### Stated exercise
Take the entries below and reproduce them word for word.

### Provided entries

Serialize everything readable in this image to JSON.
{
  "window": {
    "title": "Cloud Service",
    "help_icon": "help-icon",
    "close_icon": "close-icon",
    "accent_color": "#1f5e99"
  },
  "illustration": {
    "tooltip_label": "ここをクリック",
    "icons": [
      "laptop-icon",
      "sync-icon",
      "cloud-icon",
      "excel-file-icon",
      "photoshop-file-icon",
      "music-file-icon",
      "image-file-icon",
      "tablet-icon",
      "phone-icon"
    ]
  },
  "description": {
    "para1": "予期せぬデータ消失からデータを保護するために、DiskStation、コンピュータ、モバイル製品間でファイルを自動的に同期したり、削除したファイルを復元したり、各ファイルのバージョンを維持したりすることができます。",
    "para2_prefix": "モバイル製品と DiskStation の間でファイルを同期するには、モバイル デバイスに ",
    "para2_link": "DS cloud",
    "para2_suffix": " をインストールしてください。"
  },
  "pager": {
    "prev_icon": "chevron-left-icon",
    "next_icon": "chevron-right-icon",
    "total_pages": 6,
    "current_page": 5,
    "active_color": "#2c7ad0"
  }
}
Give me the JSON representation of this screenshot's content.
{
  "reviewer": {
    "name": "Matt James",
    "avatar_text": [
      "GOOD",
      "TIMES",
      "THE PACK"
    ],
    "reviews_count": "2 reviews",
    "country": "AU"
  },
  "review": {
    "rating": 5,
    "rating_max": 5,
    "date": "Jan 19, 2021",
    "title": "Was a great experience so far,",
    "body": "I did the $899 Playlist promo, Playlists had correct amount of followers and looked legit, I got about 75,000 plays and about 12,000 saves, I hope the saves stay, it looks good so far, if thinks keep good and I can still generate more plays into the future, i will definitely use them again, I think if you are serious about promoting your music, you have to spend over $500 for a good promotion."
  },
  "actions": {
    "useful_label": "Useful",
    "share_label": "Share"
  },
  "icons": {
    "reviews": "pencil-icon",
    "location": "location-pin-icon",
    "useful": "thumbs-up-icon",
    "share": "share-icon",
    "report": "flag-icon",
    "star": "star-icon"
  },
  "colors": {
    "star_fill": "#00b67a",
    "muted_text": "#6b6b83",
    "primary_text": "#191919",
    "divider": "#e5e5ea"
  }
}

### Exercise output
Serialize everything readable in this image to JSON.
{
  "window": {
    "title": "Cloud Service",
    "help_icon": "help-icon",
    "close_icon": "close-icon",
    "accent_color": "#1f5e99"
  },
  "illustration": {
    "tooltip_label": "ここをクリック",
    "icons": [
      "laptop-icon",
      "sync-icon",
      "cloud-icon",
      "excel-file-icon",
      "photoshop-file-icon",
      "music-file-icon",
      "image-file-icon",
      "tablet-icon",
      "phone-icon"
    ]
  },
  "description": {
    "para1": "予期せぬデータ消失からデータを保護するために、DiskStation、コンピュータ、モバイル製品間でファイルを自動的に同期したり、削除したファイルを復元したり、各ファイルのバージョンを維持したりすることができます。",
    "para2_prefix": "モバイル製品と DiskStation の間でファイルを同期するには、モバイル デバイスに ",
    "para2_link": "DS cloud",
    "para2_suffix": " をインストールしてください。"
  },
  "pager": {
    "prev_icon": "chevron-left-icon",
    "next_icon": "chevron-right-icon",
    "total_pages": 6,
    "current_page": 5,
    "active_color": "#2c7ad0"
  }
}
Give me the JSON representation of this screenshot's content.
{
  "reviewer": {
    "name": "Matt James",
    "avatar_text": [
      "GOOD",
      "TIMES",
      "THE PACK"
    ],
    "reviews_count": "2 reviews",
    "country": "AU"
  },
  "review": {
    "rating": 5,
    "rating_max": 5,
    "date": "Jan 19, 2021",
    "title": "Was a great experience so far,",
    "body": "I did the $899 Playlist promo, Playlists had correct amount of followers and looked legit, I got about 75,000 plays and about 12,000 saves, I hope the saves stay, it looks good so far, if thinks keep good and I can still generate more plays into the future, i will definitely use them again, I think if you are serious about promoting your music, you have to spend over $500 for a good promotion."
  },
  "actions": {
    "useful_label": "Useful",
    "share_label": "Share"
  },
  "icons": {
    "reviews": "pencil-icon",
    "location": "location-pin-icon",
    "useful": "thumbs-up-icon",
    "share": "share-icon",
    "report": "flag-icon",
    "star": "star-icon"
  },
  "colors": {
    "star_fill": "#00b67a",
    "muted_text": "#6b6b83",
    "primary_text": "#191919",
    "divider": "#e5e5ea"
  }
}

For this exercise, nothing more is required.